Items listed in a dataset

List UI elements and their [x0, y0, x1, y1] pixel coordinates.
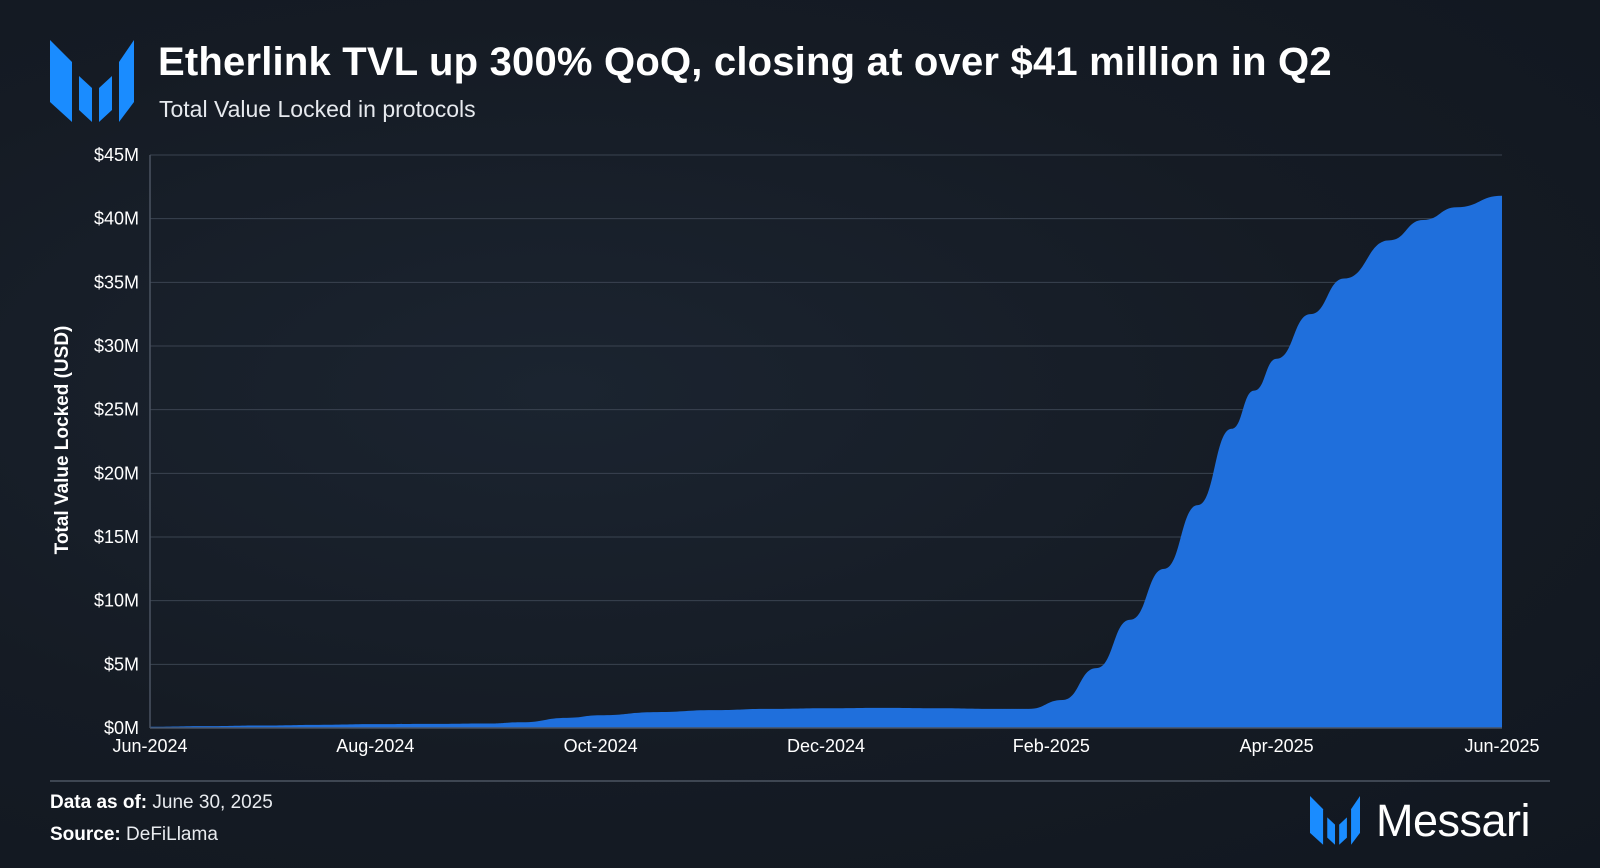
- messari-brand: Messari: [1310, 795, 1531, 846]
- data-as-of-label: Data as of:: [50, 792, 148, 813]
- y-tick-label: $45M: [94, 145, 139, 165]
- y-tick-label: $15M: [94, 527, 139, 547]
- chart-title: Etherlink TVL up 300% QoQ, closing at ov…: [158, 40, 1332, 84]
- messari-logo-icon: [1310, 796, 1360, 845]
- y-tick-label: $0M: [104, 718, 139, 738]
- x-tick-label: Jun-2024: [112, 736, 187, 756]
- x-tick-label: Dec-2024: [787, 736, 865, 756]
- footer-divider: [50, 780, 1550, 782]
- y-tick-label: $30M: [94, 336, 139, 356]
- x-tick-label: Jun-2025: [1464, 736, 1539, 756]
- source-value: DeFiLlama: [126, 824, 218, 845]
- data-as-of: Data as of: June 30, 2025: [50, 792, 273, 814]
- chart-subtitle: Total Value Locked in protocols: [159, 96, 476, 122]
- y-tick-label: $25M: [94, 400, 139, 420]
- x-tick-label: Oct-2024: [564, 736, 638, 756]
- y-tick-label: $35M: [94, 272, 139, 292]
- brand-name: Messari: [1376, 795, 1531, 846]
- x-tick-label: Feb-2025: [1013, 736, 1090, 756]
- messari-logo-icon: [50, 40, 134, 122]
- source: Source: DeFiLlama: [50, 824, 218, 846]
- y-tick-label: $40M: [94, 209, 139, 229]
- tvl-area-series: [150, 195, 1502, 728]
- axes: $0M $5M $10M $15M $20M $25M $30M $35M $40M $45M Ju…: [94, 145, 1540, 756]
- y-tick-label: $10M: [94, 591, 139, 611]
- y-tick-label: $5M: [104, 654, 139, 674]
- x-tick-label: Aug-2024: [336, 736, 414, 756]
- source-label: Source:: [50, 824, 121, 845]
- x-tick-label: Apr-2025: [1240, 736, 1314, 756]
- y-axis-label: Total Value Locked (USD): [52, 326, 73, 555]
- y-tick-label: $20M: [94, 463, 139, 483]
- data-as-of-value: June 30, 2025: [152, 792, 273, 813]
- tvl-area-chart: $0M $5M $10M $15M $20M $25M $30M $35M $40M $45M Ju…: [52, 145, 1540, 756]
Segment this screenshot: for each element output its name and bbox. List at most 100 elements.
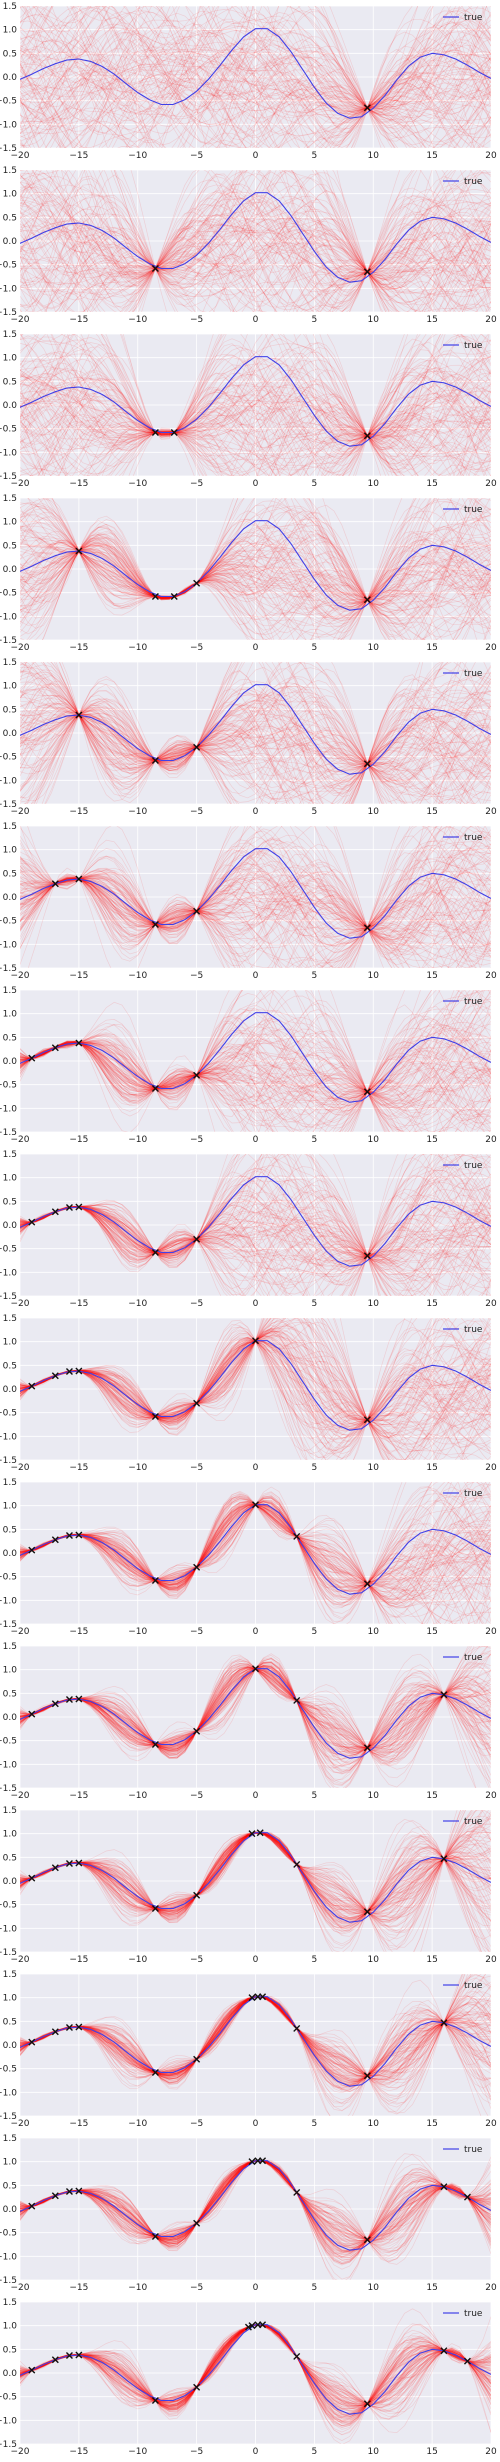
sample-line xyxy=(20,498,491,629)
sample-line xyxy=(20,334,470,476)
sample-line xyxy=(20,530,491,640)
observation-marker xyxy=(51,1208,59,1216)
sample-line xyxy=(20,662,491,804)
y-tick-label: −1.5 xyxy=(0,964,17,974)
sample-line xyxy=(20,868,491,968)
sample-line xyxy=(20,334,491,476)
observation-marker xyxy=(252,1665,259,1673)
y-tick-label: −0.5 xyxy=(0,1573,17,1583)
sample-line xyxy=(20,836,491,962)
sample-line xyxy=(20,170,491,295)
sample-line xyxy=(20,1206,491,1258)
sample-line xyxy=(61,170,491,273)
y-tick-label: 1.0 xyxy=(3,1010,18,1020)
sample-line xyxy=(20,662,491,802)
sample-line xyxy=(20,173,491,303)
sample-line xyxy=(46,334,491,476)
y-tick-label: 0.5 xyxy=(3,213,17,223)
sample-line xyxy=(20,1206,491,1283)
sample-line xyxy=(20,376,491,476)
sample-line xyxy=(20,391,491,476)
observation-marker xyxy=(440,1855,448,1863)
sample-line xyxy=(20,1154,491,1265)
sample-line xyxy=(45,170,491,303)
sample-line xyxy=(20,6,491,148)
x-tick-label: 15 xyxy=(426,2119,437,2129)
sample-line xyxy=(20,376,491,476)
sample-line xyxy=(20,334,491,437)
sample-line xyxy=(20,1041,491,1131)
sample-line xyxy=(20,1831,491,1917)
sample-line xyxy=(20,826,491,938)
sample-line xyxy=(20,837,491,951)
sample-line xyxy=(20,506,491,626)
sample-line xyxy=(20,350,491,469)
sample-line xyxy=(20,1995,491,2086)
x-tick-label: −5 xyxy=(190,2447,203,2457)
sample-line xyxy=(20,498,491,618)
y-tick-label: 0.5 xyxy=(3,2017,17,2027)
sample-line xyxy=(20,206,447,312)
sample-line xyxy=(20,698,491,804)
x-tick-label: −20 xyxy=(11,643,30,653)
sample-line xyxy=(20,864,491,968)
x-tick-label: 0 xyxy=(253,1627,259,1637)
y-tick-label: −0.5 xyxy=(0,425,17,435)
sample-line xyxy=(20,849,491,968)
sample-line xyxy=(20,35,491,148)
x-tick-label: −15 xyxy=(69,1955,88,1965)
sample-line xyxy=(20,172,491,295)
grid-lines xyxy=(19,2137,492,2281)
sample-line xyxy=(20,869,491,968)
sample-line xyxy=(20,170,491,312)
sample-line xyxy=(20,1154,491,1285)
x-tick-label: −10 xyxy=(128,1627,147,1637)
sample-line xyxy=(20,826,443,963)
sample-line xyxy=(20,342,491,476)
sample-line xyxy=(20,689,491,804)
sample-line xyxy=(20,876,477,968)
sample-line xyxy=(53,662,491,804)
sample-line xyxy=(20,684,491,804)
sample-line xyxy=(20,871,491,952)
sample-line xyxy=(20,1818,491,1952)
sample-line xyxy=(20,6,491,148)
x-tick-label: 0 xyxy=(253,807,259,817)
sample-line xyxy=(20,1042,491,1132)
sample-line xyxy=(20,201,491,312)
x-tick-label: −15 xyxy=(69,807,88,817)
sample-line xyxy=(20,680,491,804)
y-tick-label: 1.0 xyxy=(3,1174,18,1184)
posterior-samples xyxy=(20,1154,491,1296)
observation-marker xyxy=(363,760,371,768)
sample-line xyxy=(20,1206,491,1270)
x-tick-label: −5 xyxy=(190,643,203,653)
sample-line xyxy=(20,349,491,470)
sample-line xyxy=(20,666,491,804)
sample-line xyxy=(20,999,491,1124)
sample-line xyxy=(20,990,491,1116)
observation-marker xyxy=(252,1501,259,1509)
sample-line xyxy=(20,662,491,804)
sample-line xyxy=(20,1154,491,1262)
sample-line xyxy=(20,2323,491,2407)
y-tick-label: 1.0 xyxy=(3,1338,18,1348)
sample-line xyxy=(20,1206,491,1275)
sample-line xyxy=(20,510,491,640)
observation-marker xyxy=(151,920,159,928)
sample-line xyxy=(58,662,491,793)
sample-line xyxy=(20,170,479,312)
sample-line xyxy=(20,1033,491,1112)
sample-line xyxy=(20,6,491,148)
legend: true xyxy=(443,1489,483,1499)
sample-line xyxy=(20,710,491,804)
sample-line xyxy=(20,1154,461,1262)
y-tick-label: 0.0 xyxy=(3,729,18,739)
sample-line xyxy=(20,702,491,804)
sample-line xyxy=(65,183,491,312)
sample-line xyxy=(20,1016,491,1101)
sample-line xyxy=(20,6,491,148)
sample-line xyxy=(20,208,491,279)
sample-line xyxy=(20,334,491,458)
y-tick-label: 0.0 xyxy=(3,1877,18,1887)
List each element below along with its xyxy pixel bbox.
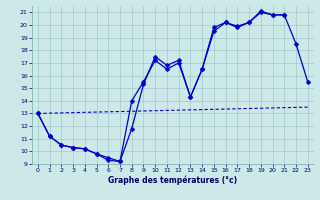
X-axis label: Graphe des températures (°c): Graphe des températures (°c) <box>108 176 237 185</box>
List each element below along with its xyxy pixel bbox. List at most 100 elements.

WORK INSTRUCTIONS
Reproduce all of the data above line for line, omitting the pictures.

RESULT OF THIS TASK
List UI elements and their [x0, y0, x1, y1] pixel coordinates.
- messari-brand: Messari: [1310, 795, 1531, 846]
- data-as-of-label: Data as of:: [50, 792, 148, 813]
- y-tick-label: $45M: [94, 145, 139, 165]
- y-tick-label: $15M: [94, 527, 139, 547]
- chart-title: Etherlink TVL up 300% QoQ, closing at ov…: [158, 40, 1332, 84]
- messari-logo-icon: [1310, 796, 1360, 845]
- y-tick-label: $0M: [104, 718, 139, 738]
- x-tick-label: Jun-2024: [112, 736, 187, 756]
- x-tick-label: Dec-2024: [787, 736, 865, 756]
- footer-divider: [50, 780, 1550, 782]
- y-tick-label: $30M: [94, 336, 139, 356]
- x-tick-label: Jun-2025: [1464, 736, 1539, 756]
- source-value: DeFiLlama: [126, 824, 218, 845]
- data-as-of: Data as of: June 30, 2025: [50, 792, 273, 814]
- chart-subtitle: Total Value Locked in protocols: [159, 96, 476, 122]
- y-tick-label: $25M: [94, 400, 139, 420]
- x-tick-label: Oct-2024: [564, 736, 638, 756]
- y-tick-label: $35M: [94, 272, 139, 292]
- brand-name: Messari: [1376, 795, 1531, 846]
- x-tick-label: Feb-2025: [1013, 736, 1090, 756]
- messari-logo-icon: [50, 40, 134, 122]
- source: Source: DeFiLlama: [50, 824, 218, 846]
- y-tick-label: $40M: [94, 209, 139, 229]
- tvl-area-series: [150, 195, 1502, 728]
- axes: $0M $5M $10M $15M $20M $25M $30M $35M $40M $45M Ju…: [94, 145, 1540, 756]
- y-tick-label: $10M: [94, 591, 139, 611]
- y-tick-label: $5M: [104, 654, 139, 674]
- x-tick-label: Aug-2024: [336, 736, 414, 756]
- source-label: Source:: [50, 824, 121, 845]
- x-tick-label: Apr-2025: [1240, 736, 1314, 756]
- y-axis-label: Total Value Locked (USD): [52, 326, 73, 555]
- y-tick-label: $20M: [94, 463, 139, 483]
- data-as-of-value: June 30, 2025: [152, 792, 273, 813]
- tvl-area-chart: $0M $5M $10M $15M $20M $25M $30M $35M $40M $45M Ju…: [52, 145, 1540, 756]
Segment this screenshot: for each element output its name and bbox. List at most 100 elements.
sample-line xyxy=(20,498,491,629)
sample-line xyxy=(20,334,470,476)
sample-line xyxy=(20,530,491,640)
observation-marker xyxy=(51,1208,59,1216)
sample-line xyxy=(20,662,491,804)
y-tick-label: −1.5 xyxy=(0,964,17,974)
sample-line xyxy=(20,868,491,968)
sample-line xyxy=(20,334,491,476)
observation-marker xyxy=(252,1665,259,1673)
y-tick-label: −0.5 xyxy=(0,1573,17,1583)
sample-line xyxy=(20,836,491,962)
sample-line xyxy=(20,170,491,295)
sample-line xyxy=(20,1206,491,1258)
sample-line xyxy=(61,170,491,273)
y-tick-label: 1.0 xyxy=(3,1010,18,1020)
sample-line xyxy=(20,662,491,802)
sample-line xyxy=(20,173,491,303)
sample-line xyxy=(46,334,491,476)
y-tick-label: 0.5 xyxy=(3,213,17,223)
sample-line xyxy=(20,1206,491,1283)
sample-line xyxy=(20,376,491,476)
sample-line xyxy=(20,391,491,476)
observation-marker xyxy=(440,1855,448,1863)
sample-line xyxy=(20,1154,491,1265)
sample-line xyxy=(45,170,491,303)
sample-line xyxy=(20,6,491,148)
x-tick-label: 15 xyxy=(426,2119,437,2129)
sample-line xyxy=(20,376,491,476)
sample-line xyxy=(20,334,491,437)
sample-line xyxy=(20,1041,491,1131)
sample-line xyxy=(20,1831,491,1917)
sample-line xyxy=(20,826,491,938)
sample-line xyxy=(20,837,491,951)
sample-line xyxy=(20,506,491,626)
sample-line xyxy=(20,350,491,469)
sample-line xyxy=(20,1995,491,2086)
x-tick-label: −5 xyxy=(190,2447,203,2457)
sample-line xyxy=(20,498,491,618)
y-tick-label: 0.5 xyxy=(3,2017,17,2027)
sample-line xyxy=(20,206,447,312)
sample-line xyxy=(20,698,491,804)
x-tick-label: −20 xyxy=(11,643,30,653)
sample-line xyxy=(20,864,491,968)
x-tick-label: 0 xyxy=(253,1627,259,1637)
y-tick-label: −0.5 xyxy=(0,425,17,435)
sample-line xyxy=(20,849,491,968)
sample-line xyxy=(20,35,491,148)
x-tick-label: −15 xyxy=(69,1955,88,1965)
sample-line xyxy=(20,172,491,295)
grid-lines xyxy=(19,2137,492,2281)
sample-line xyxy=(20,869,491,968)
sample-line xyxy=(20,170,491,312)
sample-line xyxy=(20,1154,491,1285)
x-tick-label: −10 xyxy=(128,1627,147,1637)
sample-line xyxy=(20,826,443,963)
sample-line xyxy=(20,342,491,476)
sample-line xyxy=(20,689,491,804)
sample-line xyxy=(20,876,477,968)
sample-line xyxy=(53,662,491,804)
sample-line xyxy=(20,684,491,804)
sample-line xyxy=(20,871,491,952)
sample-line xyxy=(20,1818,491,1952)
sample-line xyxy=(20,6,491,148)
x-tick-label: 0 xyxy=(253,807,259,817)
sample-line xyxy=(20,1042,491,1132)
sample-line xyxy=(20,201,491,312)
x-tick-label: −15 xyxy=(69,807,88,817)
sample-line xyxy=(20,680,491,804)
y-tick-label: 1.0 xyxy=(3,1174,18,1184)
posterior-samples xyxy=(20,1154,491,1296)
observation-marker xyxy=(363,760,371,768)
sample-line xyxy=(20,1206,491,1270)
x-tick-label: −5 xyxy=(190,643,203,653)
sample-line xyxy=(20,349,491,470)
sample-line xyxy=(20,666,491,804)
sample-line xyxy=(20,999,491,1124)
sample-line xyxy=(20,990,491,1116)
observation-marker xyxy=(252,1501,259,1509)
sample-line xyxy=(20,662,491,804)
sample-line xyxy=(20,1154,491,1262)
sample-line xyxy=(20,2323,491,2407)
y-tick-label: 1.0 xyxy=(3,1338,18,1348)
sample-line xyxy=(20,1206,491,1275)
sample-line xyxy=(20,510,491,640)
observation-marker xyxy=(151,920,159,928)
sample-line xyxy=(58,662,491,793)
sample-line xyxy=(20,170,479,312)
sample-line xyxy=(20,1033,491,1112)
sample-line xyxy=(20,6,491,148)
legend: true xyxy=(443,1489,483,1499)
sample-line xyxy=(20,710,491,804)
sample-line xyxy=(20,1154,461,1262)
y-tick-label: 0.0 xyxy=(3,729,18,739)
sample-line xyxy=(20,702,491,804)
sample-line xyxy=(65,183,491,312)
sample-line xyxy=(20,1016,491,1101)
sample-line xyxy=(20,6,491,148)
sample-line xyxy=(20,208,491,279)
sample-line xyxy=(20,334,491,458)
y-tick-label: 0.0 xyxy=(3,1877,18,1887)
List each element below along with its xyxy pixel bbox.
X-axis label: Graphe des températures (°c): Graphe des températures (°c) <box>108 176 237 185</box>
List each element below along with its xyxy pixel bbox. List at most 100 elements.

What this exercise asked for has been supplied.